Challenge: Will you extract the entries word for word? Images should not appear in the copy.

Excerpt from a dataset
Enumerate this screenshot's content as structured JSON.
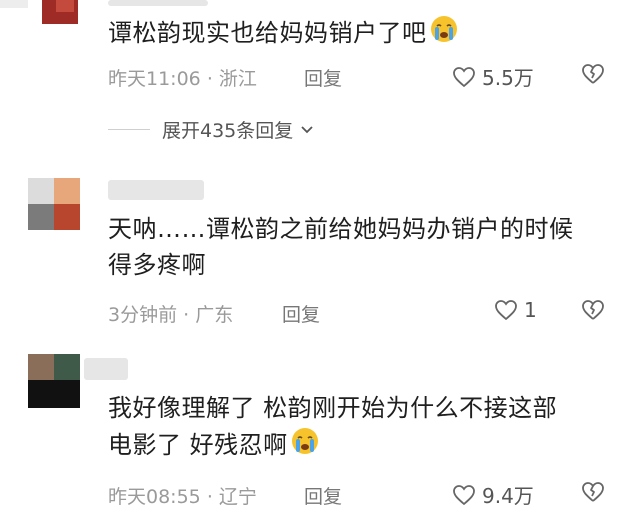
{
  "comments": [
    {
      "text": "谭松韵现实也给妈妈销户了吧",
      "emoji": "crying-face-emoji",
      "time": "昨天11:06",
      "location": "浙江",
      "reply_label": "回复",
      "likes": "5.5万",
      "expand_label": "展开435条回复"
    },
    {
      "text_line1": "天呐……谭松韵之前给她妈妈办销户的时候",
      "text_line2": "得多疼啊",
      "time": "3分钟前",
      "location": "广东",
      "reply_label": "回复",
      "likes": "1"
    },
    {
      "text_line1": "我好像理解了 松韵刚开始为什么不接这部",
      "text_line2": "电影了 好残忍啊",
      "emoji": "crying-face-emoji",
      "time": "昨天08:55",
      "location": "辽宁",
      "reply_label": "回复",
      "likes": "9.4万"
    }
  ],
  "separator": "·",
  "colors": {
    "text": "#1f1f1f",
    "meta": "#9a9a9a",
    "icon": "#666666",
    "avatar_red": "#b03a2e"
  }
}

Result for this task:
Enumerate this screenshot's content as structured JSON.
{
  "comments": [
    {
      "text": "谭松韵现实也给妈妈销户了吧",
      "emoji": "crying-face-emoji",
      "time": "昨天11:06",
      "location": "浙江",
      "reply_label": "回复",
      "likes": "5.5万",
      "expand_label": "展开435条回复"
    },
    {
      "text_line1": "天呐……谭松韵之前给她妈妈办销户的时候",
      "text_line2": "得多疼啊",
      "time": "3分钟前",
      "location": "广东",
      "reply_label": "回复",
      "likes": "1"
    },
    {
      "text_line1": "我好像理解了 松韵刚开始为什么不接这部",
      "text_line2": "电影了 好残忍啊",
      "emoji": "crying-face-emoji",
      "time": "昨天08:55",
      "location": "辽宁",
      "reply_label": "回复",
      "likes": "9.4万"
    }
  ],
  "separator": "·",
  "colors": {
    "text": "#1f1f1f",
    "meta": "#9a9a9a",
    "icon": "#666666",
    "avatar_red": "#b03a2e"
  }
}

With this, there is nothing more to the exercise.